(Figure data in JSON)
================
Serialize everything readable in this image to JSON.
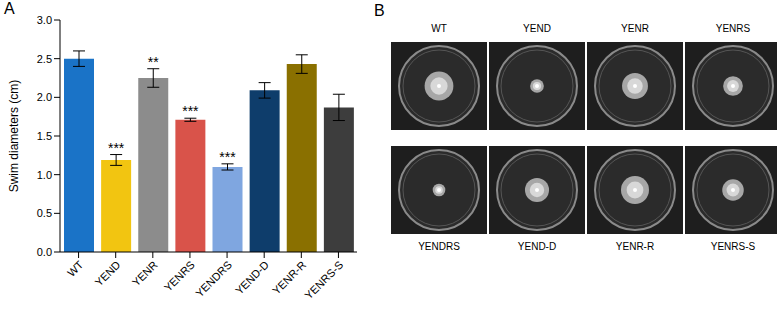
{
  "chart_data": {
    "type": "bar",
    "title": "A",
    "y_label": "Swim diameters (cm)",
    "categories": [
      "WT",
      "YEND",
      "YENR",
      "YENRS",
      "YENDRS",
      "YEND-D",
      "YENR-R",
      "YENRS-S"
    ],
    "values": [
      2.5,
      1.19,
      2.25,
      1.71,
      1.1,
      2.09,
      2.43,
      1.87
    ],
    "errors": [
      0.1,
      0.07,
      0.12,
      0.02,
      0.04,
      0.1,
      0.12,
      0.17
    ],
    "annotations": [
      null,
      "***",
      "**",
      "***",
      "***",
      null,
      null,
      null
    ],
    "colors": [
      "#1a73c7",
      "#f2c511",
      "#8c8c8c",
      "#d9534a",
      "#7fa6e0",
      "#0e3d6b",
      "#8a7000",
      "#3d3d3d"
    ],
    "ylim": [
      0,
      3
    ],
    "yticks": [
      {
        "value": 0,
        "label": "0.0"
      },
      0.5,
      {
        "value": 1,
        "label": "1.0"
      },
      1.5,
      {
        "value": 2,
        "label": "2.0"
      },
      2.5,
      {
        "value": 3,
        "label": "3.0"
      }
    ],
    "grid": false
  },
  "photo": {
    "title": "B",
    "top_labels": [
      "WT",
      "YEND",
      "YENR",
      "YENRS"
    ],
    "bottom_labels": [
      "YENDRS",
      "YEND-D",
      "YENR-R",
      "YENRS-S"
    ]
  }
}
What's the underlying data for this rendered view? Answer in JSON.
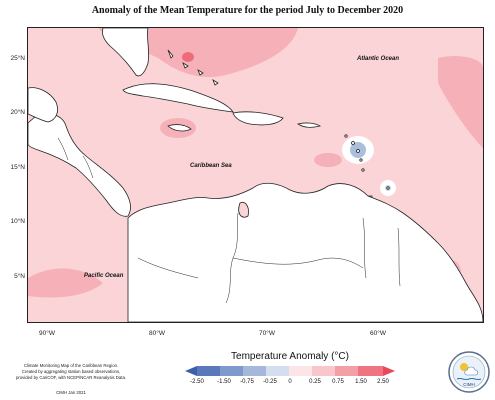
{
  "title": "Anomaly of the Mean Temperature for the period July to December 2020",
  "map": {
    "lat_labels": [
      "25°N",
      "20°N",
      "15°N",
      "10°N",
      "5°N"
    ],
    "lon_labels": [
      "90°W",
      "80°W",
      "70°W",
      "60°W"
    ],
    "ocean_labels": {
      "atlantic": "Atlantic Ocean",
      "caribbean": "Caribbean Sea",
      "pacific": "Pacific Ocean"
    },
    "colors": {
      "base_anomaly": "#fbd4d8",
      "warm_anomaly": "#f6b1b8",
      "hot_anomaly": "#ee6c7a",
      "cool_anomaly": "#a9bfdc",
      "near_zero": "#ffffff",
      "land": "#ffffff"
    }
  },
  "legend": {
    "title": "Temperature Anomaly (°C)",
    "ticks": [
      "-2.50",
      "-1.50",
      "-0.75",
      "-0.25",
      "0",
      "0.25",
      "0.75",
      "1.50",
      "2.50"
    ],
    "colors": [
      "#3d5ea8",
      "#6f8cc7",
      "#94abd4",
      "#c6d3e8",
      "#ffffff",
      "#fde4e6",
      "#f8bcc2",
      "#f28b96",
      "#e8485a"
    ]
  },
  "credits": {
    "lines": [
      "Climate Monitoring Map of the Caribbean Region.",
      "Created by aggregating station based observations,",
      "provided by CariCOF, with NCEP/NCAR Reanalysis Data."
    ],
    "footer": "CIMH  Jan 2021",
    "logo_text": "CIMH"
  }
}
================
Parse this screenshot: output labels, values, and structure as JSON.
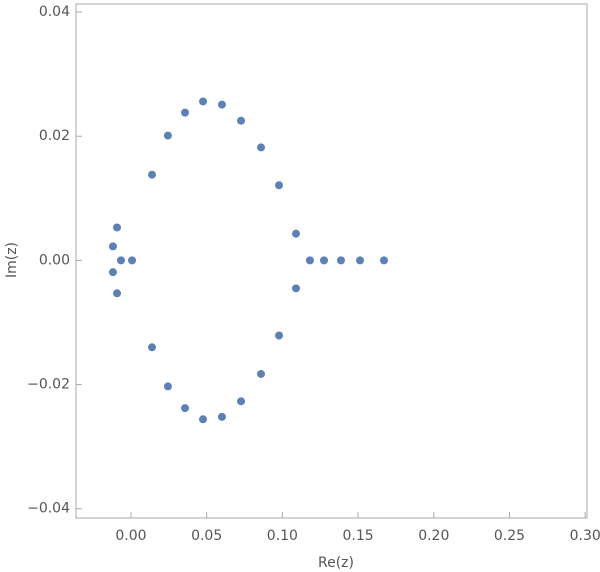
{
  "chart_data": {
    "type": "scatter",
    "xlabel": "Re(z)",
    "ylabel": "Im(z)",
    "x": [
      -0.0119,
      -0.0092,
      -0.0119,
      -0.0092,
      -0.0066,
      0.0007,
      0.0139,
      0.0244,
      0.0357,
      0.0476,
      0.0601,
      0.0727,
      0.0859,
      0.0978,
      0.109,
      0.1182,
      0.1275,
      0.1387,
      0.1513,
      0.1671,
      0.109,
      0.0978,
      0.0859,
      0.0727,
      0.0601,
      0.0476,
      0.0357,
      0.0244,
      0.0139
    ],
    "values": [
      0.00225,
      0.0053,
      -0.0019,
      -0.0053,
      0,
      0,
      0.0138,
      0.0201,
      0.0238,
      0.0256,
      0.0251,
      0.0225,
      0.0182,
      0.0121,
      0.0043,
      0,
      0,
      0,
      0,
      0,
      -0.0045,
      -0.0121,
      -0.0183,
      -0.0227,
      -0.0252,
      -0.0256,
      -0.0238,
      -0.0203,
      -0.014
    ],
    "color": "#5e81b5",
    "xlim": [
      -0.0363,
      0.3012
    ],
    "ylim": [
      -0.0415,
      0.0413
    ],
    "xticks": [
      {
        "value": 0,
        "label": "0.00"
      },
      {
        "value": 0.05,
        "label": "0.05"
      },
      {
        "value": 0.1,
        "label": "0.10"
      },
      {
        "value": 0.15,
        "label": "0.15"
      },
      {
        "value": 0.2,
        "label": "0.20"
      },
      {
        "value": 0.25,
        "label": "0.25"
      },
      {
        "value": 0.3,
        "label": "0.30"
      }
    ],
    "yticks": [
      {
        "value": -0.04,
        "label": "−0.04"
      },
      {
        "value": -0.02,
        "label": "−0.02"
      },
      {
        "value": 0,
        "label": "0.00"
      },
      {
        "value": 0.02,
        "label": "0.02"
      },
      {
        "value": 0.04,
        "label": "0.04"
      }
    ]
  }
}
================
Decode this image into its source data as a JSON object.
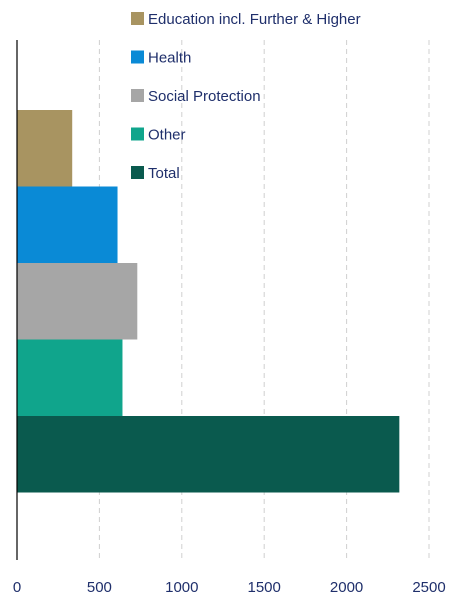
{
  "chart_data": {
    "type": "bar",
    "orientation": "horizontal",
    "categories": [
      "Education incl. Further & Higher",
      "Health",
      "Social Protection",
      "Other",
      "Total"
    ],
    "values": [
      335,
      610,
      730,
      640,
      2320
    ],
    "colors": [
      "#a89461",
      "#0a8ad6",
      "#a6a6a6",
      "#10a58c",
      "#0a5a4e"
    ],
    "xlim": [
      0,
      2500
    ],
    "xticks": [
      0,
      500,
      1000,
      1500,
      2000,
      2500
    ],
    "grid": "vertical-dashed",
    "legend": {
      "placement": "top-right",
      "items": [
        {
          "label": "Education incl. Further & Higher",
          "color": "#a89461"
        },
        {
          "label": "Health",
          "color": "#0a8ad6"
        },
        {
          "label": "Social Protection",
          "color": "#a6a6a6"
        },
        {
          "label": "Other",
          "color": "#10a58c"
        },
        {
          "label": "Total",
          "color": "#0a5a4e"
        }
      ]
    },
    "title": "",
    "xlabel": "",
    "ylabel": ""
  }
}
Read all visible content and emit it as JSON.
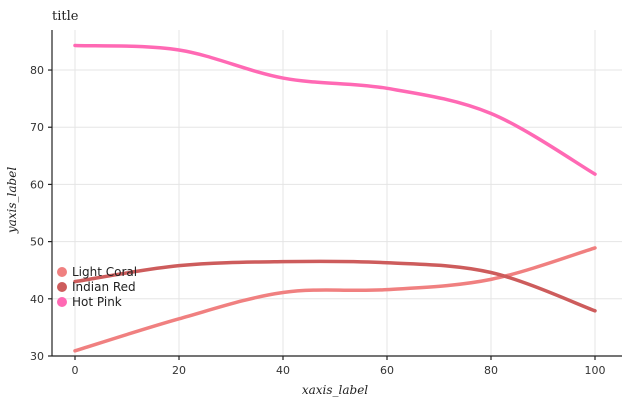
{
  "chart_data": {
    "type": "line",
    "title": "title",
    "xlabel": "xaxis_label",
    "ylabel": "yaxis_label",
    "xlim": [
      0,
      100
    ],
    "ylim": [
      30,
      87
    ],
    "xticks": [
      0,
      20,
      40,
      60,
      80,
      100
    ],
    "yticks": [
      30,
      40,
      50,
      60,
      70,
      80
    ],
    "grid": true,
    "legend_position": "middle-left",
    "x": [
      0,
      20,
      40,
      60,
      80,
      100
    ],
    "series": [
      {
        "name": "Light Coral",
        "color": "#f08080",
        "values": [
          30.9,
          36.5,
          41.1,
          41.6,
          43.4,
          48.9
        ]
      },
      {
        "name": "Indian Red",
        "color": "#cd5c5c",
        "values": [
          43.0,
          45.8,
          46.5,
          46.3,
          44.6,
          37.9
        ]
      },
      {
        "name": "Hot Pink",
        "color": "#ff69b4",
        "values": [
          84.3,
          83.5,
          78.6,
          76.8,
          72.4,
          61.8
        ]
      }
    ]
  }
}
================
Take every line from the data that contains the word "incl".

■ Output for this task
      "Education incl. Further & Higher",
          "label": "Education incl. Further & Higher",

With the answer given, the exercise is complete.